▶ _PROBLEM STATEMENT_:
Using the records provided below, locate and copy each line that contains the word "strictly".

- - - - - - -

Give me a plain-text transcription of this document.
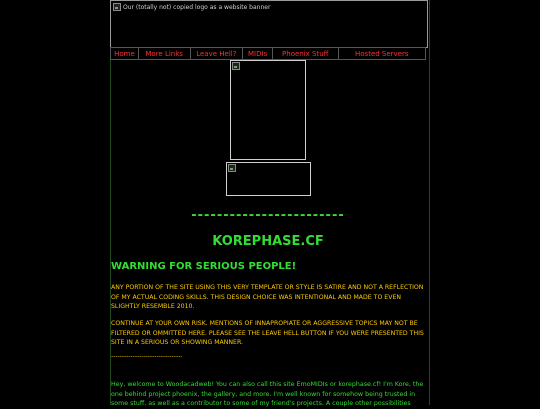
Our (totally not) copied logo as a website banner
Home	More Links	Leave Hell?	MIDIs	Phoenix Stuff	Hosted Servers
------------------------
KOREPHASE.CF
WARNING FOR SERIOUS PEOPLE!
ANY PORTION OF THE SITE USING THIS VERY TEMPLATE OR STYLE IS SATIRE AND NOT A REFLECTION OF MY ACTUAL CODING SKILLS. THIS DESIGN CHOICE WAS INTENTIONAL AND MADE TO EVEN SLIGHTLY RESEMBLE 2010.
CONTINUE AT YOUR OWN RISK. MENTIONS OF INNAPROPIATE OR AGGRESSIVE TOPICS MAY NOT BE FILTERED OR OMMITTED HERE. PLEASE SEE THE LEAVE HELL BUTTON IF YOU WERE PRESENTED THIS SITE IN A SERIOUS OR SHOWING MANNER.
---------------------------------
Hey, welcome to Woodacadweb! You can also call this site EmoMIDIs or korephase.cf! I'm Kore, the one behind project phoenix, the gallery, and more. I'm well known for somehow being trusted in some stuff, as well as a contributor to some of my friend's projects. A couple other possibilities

- - - - - - -

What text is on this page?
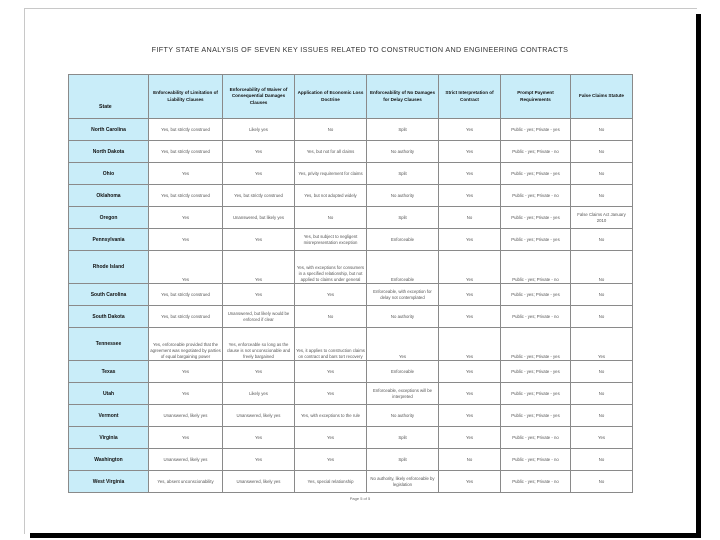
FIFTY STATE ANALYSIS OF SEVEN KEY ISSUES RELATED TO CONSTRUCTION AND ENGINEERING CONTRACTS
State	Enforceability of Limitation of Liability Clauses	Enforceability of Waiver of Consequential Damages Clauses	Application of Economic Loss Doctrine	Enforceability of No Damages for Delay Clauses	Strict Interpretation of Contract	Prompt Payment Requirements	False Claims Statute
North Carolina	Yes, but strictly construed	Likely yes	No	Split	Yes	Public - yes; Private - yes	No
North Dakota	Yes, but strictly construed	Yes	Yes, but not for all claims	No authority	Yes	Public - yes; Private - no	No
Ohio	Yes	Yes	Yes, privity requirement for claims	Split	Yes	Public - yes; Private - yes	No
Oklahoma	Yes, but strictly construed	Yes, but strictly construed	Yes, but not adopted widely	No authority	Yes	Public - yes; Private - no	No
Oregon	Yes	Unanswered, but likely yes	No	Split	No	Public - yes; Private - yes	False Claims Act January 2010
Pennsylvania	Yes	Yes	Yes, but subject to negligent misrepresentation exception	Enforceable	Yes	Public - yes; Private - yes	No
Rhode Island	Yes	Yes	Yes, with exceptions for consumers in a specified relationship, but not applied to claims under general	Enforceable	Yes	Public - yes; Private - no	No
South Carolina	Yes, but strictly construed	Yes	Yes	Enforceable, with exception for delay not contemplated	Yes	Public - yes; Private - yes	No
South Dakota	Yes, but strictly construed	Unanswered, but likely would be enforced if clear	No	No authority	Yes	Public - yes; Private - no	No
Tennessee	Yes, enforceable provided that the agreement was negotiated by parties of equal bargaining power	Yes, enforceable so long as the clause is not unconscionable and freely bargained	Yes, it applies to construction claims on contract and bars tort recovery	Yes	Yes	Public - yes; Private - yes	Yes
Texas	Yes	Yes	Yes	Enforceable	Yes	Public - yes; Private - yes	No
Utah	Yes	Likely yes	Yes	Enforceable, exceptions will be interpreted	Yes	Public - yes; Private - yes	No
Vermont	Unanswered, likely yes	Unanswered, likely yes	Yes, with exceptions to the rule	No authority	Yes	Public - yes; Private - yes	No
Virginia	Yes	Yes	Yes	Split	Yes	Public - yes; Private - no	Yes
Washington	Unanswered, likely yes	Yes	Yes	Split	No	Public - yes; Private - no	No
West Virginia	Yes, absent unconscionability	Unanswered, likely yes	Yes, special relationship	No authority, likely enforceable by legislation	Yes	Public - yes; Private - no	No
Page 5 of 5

- - - - - - -

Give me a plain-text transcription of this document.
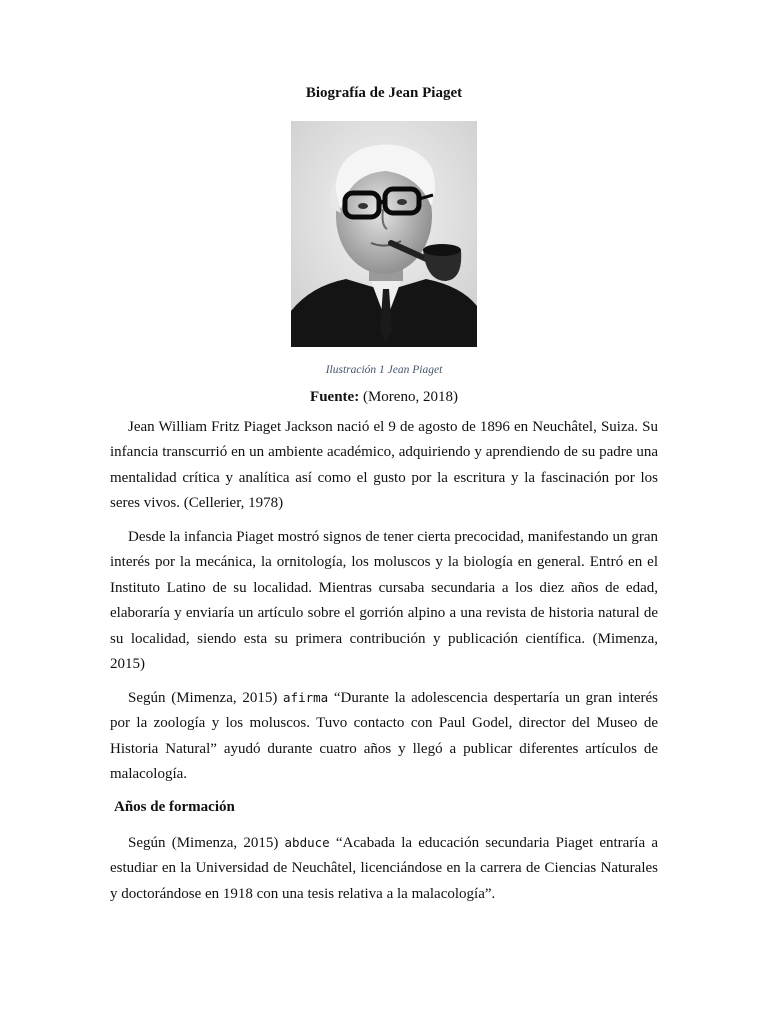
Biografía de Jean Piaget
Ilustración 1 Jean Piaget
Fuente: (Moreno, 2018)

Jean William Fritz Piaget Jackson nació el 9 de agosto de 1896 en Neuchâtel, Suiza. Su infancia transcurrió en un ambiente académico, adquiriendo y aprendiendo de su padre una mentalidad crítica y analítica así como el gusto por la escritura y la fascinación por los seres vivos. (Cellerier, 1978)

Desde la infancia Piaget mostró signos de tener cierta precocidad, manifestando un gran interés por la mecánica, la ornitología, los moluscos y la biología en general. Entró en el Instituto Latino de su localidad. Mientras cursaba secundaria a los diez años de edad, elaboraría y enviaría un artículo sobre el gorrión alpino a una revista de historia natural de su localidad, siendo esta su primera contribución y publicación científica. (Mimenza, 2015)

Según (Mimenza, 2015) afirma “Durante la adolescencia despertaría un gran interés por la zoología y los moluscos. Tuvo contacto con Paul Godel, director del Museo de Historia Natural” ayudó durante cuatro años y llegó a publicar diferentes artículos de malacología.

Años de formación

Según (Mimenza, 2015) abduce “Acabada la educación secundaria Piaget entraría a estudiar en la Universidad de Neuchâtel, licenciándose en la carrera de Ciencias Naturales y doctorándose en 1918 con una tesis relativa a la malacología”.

- - - - - - -

▶ _TASK RESULT_:
North Carolina	Yes, but strictly construed	Likely yes	No	Split	Yes	Public - yes; Private - yes	No
North Dakota	Yes, but strictly construed	Yes	Yes, but not for all claims	No authority	Yes	Public - yes; Private - no	No
Oklahoma	Yes, but strictly construed	Yes, but strictly construed	Yes, but not adopted widely	No authority	Yes	Public - yes; Private - no	No
South Carolina	Yes, but strictly construed	Yes	Yes	Enforceable, with exception for delay not contemplated	Yes	Public - yes; Private - yes	No
South Dakota	Yes, but strictly construed	Unanswered, but likely would be enforced if clear	No	No authority	Yes	Public - yes; Private - no	No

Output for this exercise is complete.